Sabtu, 15 Januari 2011

Budaya Menulis, Siswa, dan Peradaban

Oleh: Samsul Zakaria
(Mahasiswa Syari’ah Universitas Islam Indonesia, Yogyakarta)


Menulis adalah sebuah budaya yang tidak pernah terpisahkan dari dunia intelektualitas. Semakin unggul intelektualitas yang disandang seseorang maka selaiknya semakin lihai pula kemampuannya menarikan pena dalam secarik kertas. Saat ini menulis di kertas mungkin terlalu tradisional dan terkesan kuno. Menulis dirasa lebih nyaman dilakukan di atas ‘keyboard’ komputer atau note book (laptop). Bagaimanapun juga menulis adalah suatu keniscayan dalam dunia pendidikan dan bagi peradaban bangsa. Kebiasaan ini terus berkembang seiring dengan perubahan zaman yang ditandai dengan perkembangan teknologi. Kalau masa lalu menulis harus dengan pena dan buku maka saat ini menjadi lebih praktis dengan bantuan komputer.

Dalam kesempatan ini saya sebenarnya hanya ingin mendiskusikan tentang urgensi menulis bagi siswa (calon penentu peradaban) di sekolah. Seorang pustakawan, penulis, dan kritikus asal Amerika Serikat, Lawrence Clark Powell (1906-2001) pernah berujar, “Menulislah agar dipahami, berbicaralah agar didengar, dan membacalah agar menjadi besar.” Dalam statemennya Powell mengedepankan kata menulis daripada berbicara dan membaca. Powell cukup beralasan mengapa mengatakan demikian. Menulis memiliki urgensi tertinggi dibanding sekadar berbicara dan membaca. Menulis memiliki implikasi futuristik-konstruktif bagi perkembangan zaman dan peradaban bangsa. Menulis juga mampu memberikan motivasi dan kontribusi bagi generasi selanjutnya sebagai wacana awal pengembangan pemikiran.

Sedikit kita lirik model pembelajaran dan kurikulum sekolah di negara kita. Menulis belum menempati letak (place) yang strategis. Tugas menulis yang diberikan guru di sekolah tidak lebih hanyalah sebuah kerjaan sampingan bagi siswa. Terkadang tugas yang diberikan hanya sebatas kewajiban membuat resume atau ringkasan materi pelajaran. Tugas seperti ini sama sekali tidak mendidik dan merangsang daya kreativitas siswa. Sangat ironis memang. Mengapa siswa tidak diberi kewajiban untuk mengomentari sebuah buku dengan bahasa dan model penuturan mereka. Dengan seperti itu justru siswa mendapatkan ruang untuk berfikir mendalam dan mampu melahirkan sebuah karya orisinal hasil pemikirannya.

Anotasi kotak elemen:

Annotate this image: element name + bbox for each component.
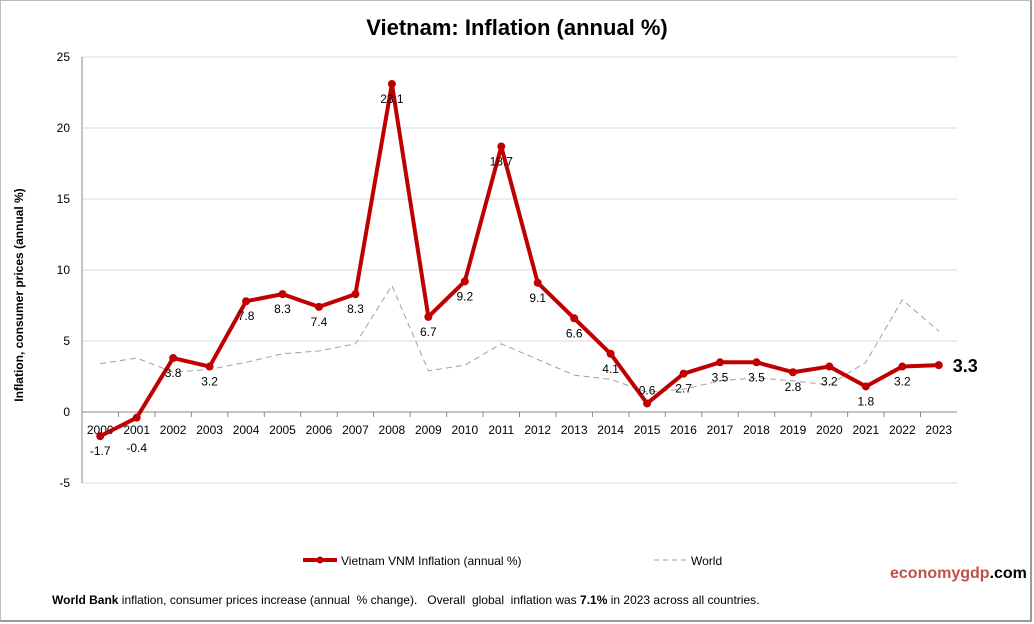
vietnam-point bbox=[205, 362, 214, 371]
vietnam-point bbox=[679, 369, 688, 378]
vietnam-point bbox=[825, 362, 834, 371]
y-tick-label: 5 bbox=[63, 334, 70, 348]
x-tick-label: 2018 bbox=[743, 423, 770, 437]
data-label: 9.1 bbox=[529, 291, 546, 305]
data-label: 9.2 bbox=[456, 289, 473, 303]
vietnam-point bbox=[460, 277, 469, 286]
data-label: -0.4 bbox=[126, 441, 147, 455]
y-axis-label: Inflation, consumer prices (annual %) bbox=[12, 188, 26, 401]
world-line bbox=[100, 284, 940, 393]
vietnam-point bbox=[351, 290, 360, 299]
data-label: 4.1 bbox=[602, 362, 619, 376]
x-tick-label: 2006 bbox=[306, 423, 333, 437]
data-label: 2.7 bbox=[675, 382, 692, 396]
data-label: 6.6 bbox=[566, 326, 583, 340]
vietnam-point bbox=[424, 312, 433, 321]
vietnam-point bbox=[96, 432, 105, 441]
vietnam-line bbox=[99, 81, 939, 438]
data-label: 3.5 bbox=[748, 370, 765, 384]
vietnam-point bbox=[788, 368, 797, 377]
x-tick-label: 2015 bbox=[634, 423, 661, 437]
vietnam-point bbox=[643, 399, 652, 408]
vietnam-point bbox=[132, 413, 141, 422]
vietnam-point bbox=[533, 278, 542, 287]
x-tick-label: 2013 bbox=[561, 423, 588, 437]
chart-title: Vietnam: Inflation (annual %) bbox=[366, 15, 668, 40]
vietnam-point bbox=[314, 302, 323, 311]
vietnam-point bbox=[497, 142, 506, 151]
data-label: 0.6 bbox=[639, 383, 656, 397]
x-tick-label: 2009 bbox=[415, 423, 442, 437]
data-label: 3.2 bbox=[894, 375, 911, 389]
data-label: 3.2 bbox=[201, 375, 218, 389]
x-tick-label: 2016 bbox=[670, 423, 697, 437]
y-tick-label: -5 bbox=[59, 476, 70, 490]
vietnam-point bbox=[752, 358, 761, 367]
data-label: 18.7 bbox=[490, 154, 514, 168]
vietnam-point bbox=[934, 361, 943, 370]
vietnam-point bbox=[606, 349, 615, 358]
y-tick-label: 15 bbox=[57, 192, 71, 206]
legend-vietnam-label: Vietnam VNM Inflation (annual %) bbox=[341, 554, 522, 568]
footer-text1: inflation, consumer prices increase (ann… bbox=[118, 593, 581, 607]
x-tick-label: 2010 bbox=[451, 423, 478, 437]
x-tick-label: 2012 bbox=[524, 423, 551, 437]
brand-part2: .com bbox=[989, 565, 1027, 582]
footer-text2: in 2023 across all countries. bbox=[607, 593, 760, 607]
footer-source: World Bank bbox=[52, 593, 119, 607]
x-tick-label: 2023 bbox=[925, 423, 952, 437]
data-label: 6.7 bbox=[420, 325, 437, 339]
vietnam-point bbox=[861, 382, 870, 391]
data-label: 3.8 bbox=[165, 366, 182, 380]
legend: Vietnam VNM Inflation (annual %) World bbox=[303, 554, 722, 568]
legend-world-label: World bbox=[691, 554, 722, 568]
vietnam-point bbox=[169, 354, 178, 363]
last-value-label: 3.3 bbox=[953, 356, 978, 376]
data-label: 8.3 bbox=[274, 302, 291, 316]
x-tick-label: 2001 bbox=[123, 423, 150, 437]
data-label: 23.1 bbox=[380, 92, 404, 106]
vietnam-point bbox=[387, 79, 396, 88]
x-tick-label: 2014 bbox=[597, 423, 624, 437]
data-label: 1.8 bbox=[858, 394, 875, 408]
x-tick-label: 2005 bbox=[269, 423, 296, 437]
x-tick-label: 2003 bbox=[196, 423, 223, 437]
data-label: 2.8 bbox=[785, 380, 802, 394]
data-label: 3.5 bbox=[712, 370, 729, 384]
x-tick-label: 2002 bbox=[160, 423, 187, 437]
x-tick-label: 2022 bbox=[889, 423, 916, 437]
legend-vietnam-marker bbox=[316, 556, 324, 564]
footer-note: World Bank inflation, consumer prices in… bbox=[52, 593, 759, 607]
data-label: 3.2 bbox=[821, 375, 838, 389]
x-tick-label: 2020 bbox=[816, 423, 843, 437]
vietnam-point bbox=[716, 358, 725, 367]
brand-logo: economygdp.com bbox=[890, 565, 1027, 583]
data-label: 8.3 bbox=[347, 302, 364, 316]
data-label: 7.8 bbox=[238, 309, 255, 323]
y-tick-label: 0 bbox=[63, 405, 70, 419]
x-tick-label: 2008 bbox=[379, 423, 406, 437]
y-tick-label: 20 bbox=[57, 121, 71, 135]
vietnam-point bbox=[278, 290, 287, 299]
y-tick-label: 25 bbox=[57, 50, 71, 64]
x-tick-label: 2007 bbox=[342, 423, 369, 437]
data-label: 7.4 bbox=[311, 315, 328, 329]
vietnam-point bbox=[570, 314, 579, 323]
footer-value: 7.1% bbox=[580, 593, 608, 607]
x-tick-label: 2004 bbox=[233, 423, 260, 437]
x-tick-label: 2017 bbox=[707, 423, 734, 437]
vietnam-point bbox=[242, 297, 251, 306]
x-tick-label: 2019 bbox=[780, 423, 807, 437]
data-label: -1.7 bbox=[90, 444, 111, 458]
x-tick-label: 2011 bbox=[488, 423, 514, 437]
brand-part1: economygdp bbox=[890, 565, 990, 582]
vietnam-point bbox=[898, 362, 907, 371]
y-tick-label: 10 bbox=[57, 263, 71, 277]
x-tick-label: 2021 bbox=[853, 423, 880, 437]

#### Tugas yang Dikerjakan
A – Dalam bacaan tentang budaya menulis, siapa pustakawan, penulis, dan kritikus asal Amerika Serikat yang ucapannya dikutip?
B – Masukkan baris-baris catatan, mulai dari baris yang memuat "vietnam-point bbox=[205, 362, 214, 371]" sampai dengan baris yang memuat "x-tick-label: 2013 bbox=[561, 423, 588, 437]", ke dalam daftar bernomor tanpa baris kosong.

#### Jawaban Tiap Tugas
A – Lawrence Clark Powell (1906-2001).

B –
1. vietnam-point bbox=[205, 362, 214, 371]
2. vietnam-point bbox=[679, 369, 688, 378]
3. vietnam-point bbox=[825, 362, 834, 371]
4. y-tick-label: 5 bbox=[63, 334, 70, 348]
5. x-tick-label: 2018 bbox=[743, 423, 770, 437]
6. data-label: 9.1 bbox=[529, 291, 546, 305]
7. data-label: 9.2 bbox=[456, 289, 473, 303]
8. vietnam-point bbox=[460, 277, 469, 286]
9. data-label: -0.4 bbox=[126, 441, 147, 455]
10. y-axis-label: Inflation, consumer prices (annual %) bbox=[12, 188, 26, 401]
11. world-line bbox=[100, 284, 940, 393]
12. vietnam-point bbox=[351, 290, 360, 299]
13. data-label: 4.1 bbox=[602, 362, 619, 376]
14. x-tick-label: 2006 bbox=[306, 423, 333, 437]
15. data-label: 2.7 bbox=[675, 382, 692, 396]
16. data-label: 6.6 bbox=[566, 326, 583, 340]
17. vietnam-point bbox=[424, 312, 433, 321]
18. vietnam-point bbox=[96, 432, 105, 441]
19. vietnam-line bbox=[99, 81, 939, 438]
20. data-label: 3.5 bbox=[748, 370, 765, 384]
21. vietnam-point bbox=[788, 368, 797, 377]
22. x-tick-label: 2015 bbox=[634, 423, 661, 437]
23. vietnam-point bbox=[643, 399, 652, 408]
24. vietnam-point bbox=[132, 413, 141, 422]
25. vietnam-point bbox=[533, 278, 542, 287]
26. x-tick-label: 2013 bbox=[561, 423, 588, 437]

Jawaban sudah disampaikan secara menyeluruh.